Brunei ou le règne de la monumentalité
Le pays reposant en grande partie sur l’eau, le type de construction le plus répandu est la maison sur pilotis. Les kampong houses sont encore très utilisées, notamment à Kampong Ayer, la partie la plus ancienne de la capitale Bandar Seri Begawan. Mais le petit sultanat est surtout connu pour la monumentalité de ses édifices officiels et religieux, dont la plupart ont été imaginés lors de la période de reconstruction après la Seconde Guerre mondiale. Les mosquées du Brunei comptent parmi les plus impressionnantes de l’Asie du Sud-Est, à commencer par la mosquée du Sultan Omar Ali Saiffudien. Construite en 1958, elle est un mélange de style malais et moghol et fait la part belle à l’ornementation. Autre mosquée emblématique du Brunei : la mosquée Jame’Asr Hassanil Bolkiah, avec ses 29 dômes d’or symbolisant les 29 sultans du Brunei et ses minarets hauts de 52 m. Le Brunei est aussi et surtout connu pour le centre administratif de sa capitale dominé par un palais unique au monde : le palais Nurul Iman, ou palais de la lumière et de la foi. Achevé en 1984, il s’étend sur 20 000 m² et possède 1 788 pièces. Avec ses dômes dorés, ses toits voûtés et sa surcharge décorative, il est une réinterprétation très kitsch des traditions malaises et islamiques. Mais rien n’est trop ostentatoire pour symboliser le pouvoir du sultan.

__________

# Consignes de l'exercice
a. Réécrivez sous forme de liste le paragraphe du texte sur l'architecture du Brunei qui commence par « Le pays reposant en grande partie sur l'eau » en conservant ses faits essentiels.
b. Poursuivez le texte sur l'architecture du Brunei à partir de sa dernière phrase.
Les données n'interviennent pas dans ce travail.

# Données enregistrées
__________

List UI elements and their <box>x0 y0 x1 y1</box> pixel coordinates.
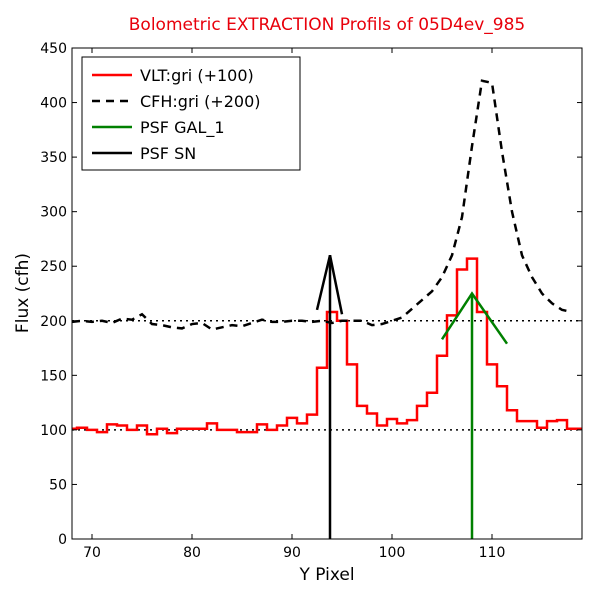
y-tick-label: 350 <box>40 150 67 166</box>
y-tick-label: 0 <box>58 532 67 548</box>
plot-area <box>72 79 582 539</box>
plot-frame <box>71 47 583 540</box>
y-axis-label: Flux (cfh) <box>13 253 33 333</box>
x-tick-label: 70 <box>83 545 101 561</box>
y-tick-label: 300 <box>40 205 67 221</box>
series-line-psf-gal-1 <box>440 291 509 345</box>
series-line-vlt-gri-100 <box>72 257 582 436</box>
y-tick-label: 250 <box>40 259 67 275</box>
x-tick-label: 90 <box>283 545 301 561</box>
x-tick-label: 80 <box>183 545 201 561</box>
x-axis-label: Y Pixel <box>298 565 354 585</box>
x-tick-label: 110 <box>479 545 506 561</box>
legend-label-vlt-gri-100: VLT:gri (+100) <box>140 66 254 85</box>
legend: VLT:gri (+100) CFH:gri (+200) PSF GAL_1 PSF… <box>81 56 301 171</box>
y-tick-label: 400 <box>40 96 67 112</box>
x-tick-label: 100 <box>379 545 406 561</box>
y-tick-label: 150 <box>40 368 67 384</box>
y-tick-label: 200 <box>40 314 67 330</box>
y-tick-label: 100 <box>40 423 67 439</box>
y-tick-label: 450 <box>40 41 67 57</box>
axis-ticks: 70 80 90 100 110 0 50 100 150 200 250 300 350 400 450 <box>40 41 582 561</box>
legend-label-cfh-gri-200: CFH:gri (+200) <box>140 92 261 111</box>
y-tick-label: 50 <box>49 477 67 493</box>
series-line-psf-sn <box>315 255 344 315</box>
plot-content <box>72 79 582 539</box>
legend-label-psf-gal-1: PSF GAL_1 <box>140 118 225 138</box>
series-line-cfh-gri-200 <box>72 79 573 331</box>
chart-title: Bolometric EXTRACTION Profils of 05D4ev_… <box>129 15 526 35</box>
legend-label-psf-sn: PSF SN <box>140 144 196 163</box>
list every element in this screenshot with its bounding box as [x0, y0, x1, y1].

__________

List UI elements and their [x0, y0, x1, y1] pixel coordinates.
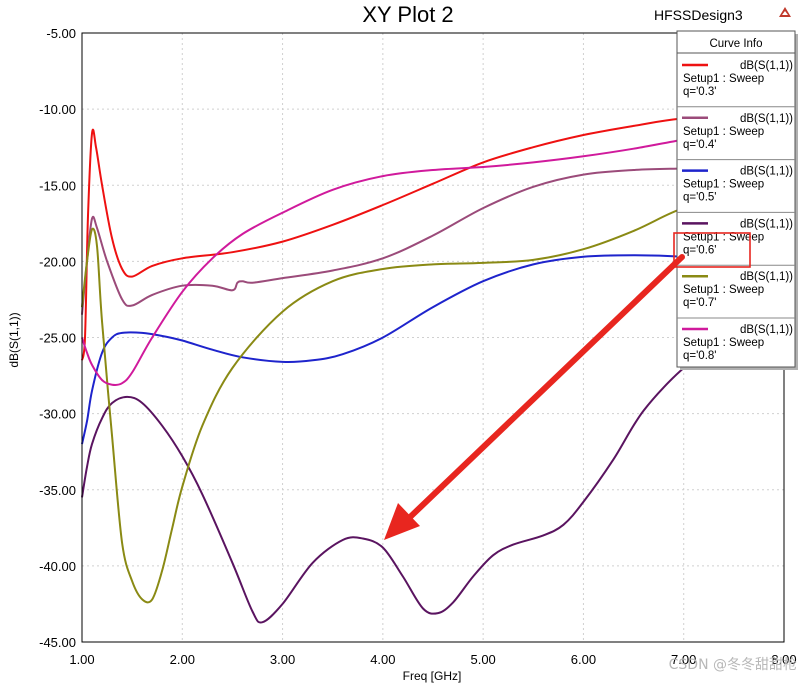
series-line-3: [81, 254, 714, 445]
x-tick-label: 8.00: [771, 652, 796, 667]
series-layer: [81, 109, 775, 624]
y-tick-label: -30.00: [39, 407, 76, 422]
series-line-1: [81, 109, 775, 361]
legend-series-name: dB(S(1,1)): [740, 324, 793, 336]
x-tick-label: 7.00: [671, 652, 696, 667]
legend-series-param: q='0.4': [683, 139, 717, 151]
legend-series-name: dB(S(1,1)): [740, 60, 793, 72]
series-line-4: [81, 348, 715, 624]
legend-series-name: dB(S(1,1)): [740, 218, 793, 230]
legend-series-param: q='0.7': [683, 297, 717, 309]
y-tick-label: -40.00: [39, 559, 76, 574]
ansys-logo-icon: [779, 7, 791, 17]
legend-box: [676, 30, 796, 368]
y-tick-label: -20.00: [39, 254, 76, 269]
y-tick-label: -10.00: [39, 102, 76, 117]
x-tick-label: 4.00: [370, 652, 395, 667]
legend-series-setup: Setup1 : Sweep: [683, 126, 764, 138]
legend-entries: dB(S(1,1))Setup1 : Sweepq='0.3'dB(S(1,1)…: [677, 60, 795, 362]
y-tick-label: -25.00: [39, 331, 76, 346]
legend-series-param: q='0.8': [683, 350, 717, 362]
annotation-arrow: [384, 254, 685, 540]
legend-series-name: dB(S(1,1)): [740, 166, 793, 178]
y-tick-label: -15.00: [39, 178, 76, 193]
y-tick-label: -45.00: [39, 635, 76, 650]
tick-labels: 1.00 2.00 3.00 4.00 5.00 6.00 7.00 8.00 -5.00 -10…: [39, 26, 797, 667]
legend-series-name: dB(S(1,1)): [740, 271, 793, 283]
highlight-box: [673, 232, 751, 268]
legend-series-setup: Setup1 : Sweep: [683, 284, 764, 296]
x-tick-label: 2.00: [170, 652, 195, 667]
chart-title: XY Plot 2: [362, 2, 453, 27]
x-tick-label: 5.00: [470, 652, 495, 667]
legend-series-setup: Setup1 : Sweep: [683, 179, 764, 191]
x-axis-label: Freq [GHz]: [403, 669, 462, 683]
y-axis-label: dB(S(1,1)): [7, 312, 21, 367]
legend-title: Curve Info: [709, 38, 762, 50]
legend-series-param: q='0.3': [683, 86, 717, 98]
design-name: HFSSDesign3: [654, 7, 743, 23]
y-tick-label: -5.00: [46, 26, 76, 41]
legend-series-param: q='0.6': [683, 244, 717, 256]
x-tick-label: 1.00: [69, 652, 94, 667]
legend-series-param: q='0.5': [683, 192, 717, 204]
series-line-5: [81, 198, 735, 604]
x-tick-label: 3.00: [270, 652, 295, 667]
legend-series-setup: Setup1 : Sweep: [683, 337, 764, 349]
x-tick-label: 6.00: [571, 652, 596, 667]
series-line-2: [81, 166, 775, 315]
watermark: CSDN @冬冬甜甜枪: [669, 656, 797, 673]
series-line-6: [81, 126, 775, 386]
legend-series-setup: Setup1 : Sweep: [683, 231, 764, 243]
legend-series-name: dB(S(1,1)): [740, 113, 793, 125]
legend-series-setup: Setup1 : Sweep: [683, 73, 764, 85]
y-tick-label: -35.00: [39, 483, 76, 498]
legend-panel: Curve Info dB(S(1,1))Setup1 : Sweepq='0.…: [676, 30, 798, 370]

__________

# Réponses dans l'ordre
a.
- Le pays reposant en grande partie sur l'eau, la maison sur pilotis y est le type de construction le plus répandu. Les kampong houses restent très utilisées, notamment à Kampong Ayer, la partie la plus ancienne de la capitale Bandar Seri Begawan.
- Le sultanat est surtout connu pour ses édifices officiels et religieux monumentaux. La plupart ont été conçus pendant la reconstruction qui a suivi la Seconde Guerre mondiale.
- Ses mosquées comptent parmi les plus impressionnantes de l'Asie du Sud-Est.
- La mosquée du Sultan Omar Ali Saiffudien a été construite en 1958. Elle mêle les styles malais et moghol et accorde une large place à l'ornementation.
- La mosquée Jame'Asr Hassanil Bolkiah compte 29 dômes d'or, qui symbolisent les 29 sultans du Brunei. Ses minarets mesurent 52 m de haut.
- Le palais Nurul Iman, ou palais de la lumière et de la foi, domine le centre administratif de la capitale et est unique au monde. Il a été achevé en 1984, s'étend sur 20 000 m² et possède 1 788 pièces.
- Avec ses dômes dorés, ses toits voûtés et sa surcharge décorative, ce palais réinterprète de façon très kitsch les traditions malaises et islamiques. Il symbolise de manière ostentatoire le pouvoir du sultan.

b.
Escale à Singapour
Tout comme en Malaisie, on retrouve à Singapour l’architecture vernaculaire malaise avec les maisons sur pilotis. Au large de la ville, il est également possible de voir des kelong ou habitations offshore. On retrouve également à Singapour la présence de shophouses chinoises, témoins de la culture Peranakan. Les plus beaux exemples sont à voir dans le quartier Joo Chiat. Mais ces commerces chinois légendaires portent également ici la marque des colons britanniques. En 1822, Sir Thomas Stamford Raffles lance une vaste opération de planification urbaine de la ville. Outre la spécialisation des quartiers et édifices selon leur fonction, il impose également aux shophouses des règles strictes : pas plus de trois étages, présence obligatoire de galeries de déambulation pour protéger les piétons de la chaleur et de la pluie – le fameux five-foot way – et taxes sur la largeur des maisons – ce qui explique leur étroitesse. Les Britanniques ont également laissé d’imposants édifices néoclassiques et palladiens, à commencer par l’Hôtel Raffles, ou bien encore la Cour Suprême de Justice et l’Hôtel de Ville, aujourd’hui transformés pour accueillir la Galerie nationale d’Art. Style peu présent en Malaisie, l’Art déco a fait une percée remarquée à Singapour, avec des édifices comme l’Usine Ford ou l’aéroport de Kallong. À cette décoration travaillée a fait place un modernisme sans âme, très largement utilisé pour les logements sociaux, qui représentent aujourd’hui encore les ¾ des constructions de la ville. À ces constructions standardisées répondent des créations contemporaines étonnantes comme le Complexe Marina Bay Sands et le théâtre de l’Esplanade et surtout les Jardins de la Baie et ses supertrees artificiels. Créés sur des polders, ces jardins illustrent la tendance de la ville à gagner du terrain sur l’eau… c’est ainsi que depuis 1996, elle a augmenté sa superficie de 23 %. Singapour veut aujourd’hui devenir la première ville dans un jardin et, pour ce faire, multiplie les créations durables, comme celles de l’agence WoHa, célèbre pour ses hôtels végétalisés, comme le Parkroyal on Pickering et l’Oasia Downtown Hotel. Singapour n’a pas fini de se transformer !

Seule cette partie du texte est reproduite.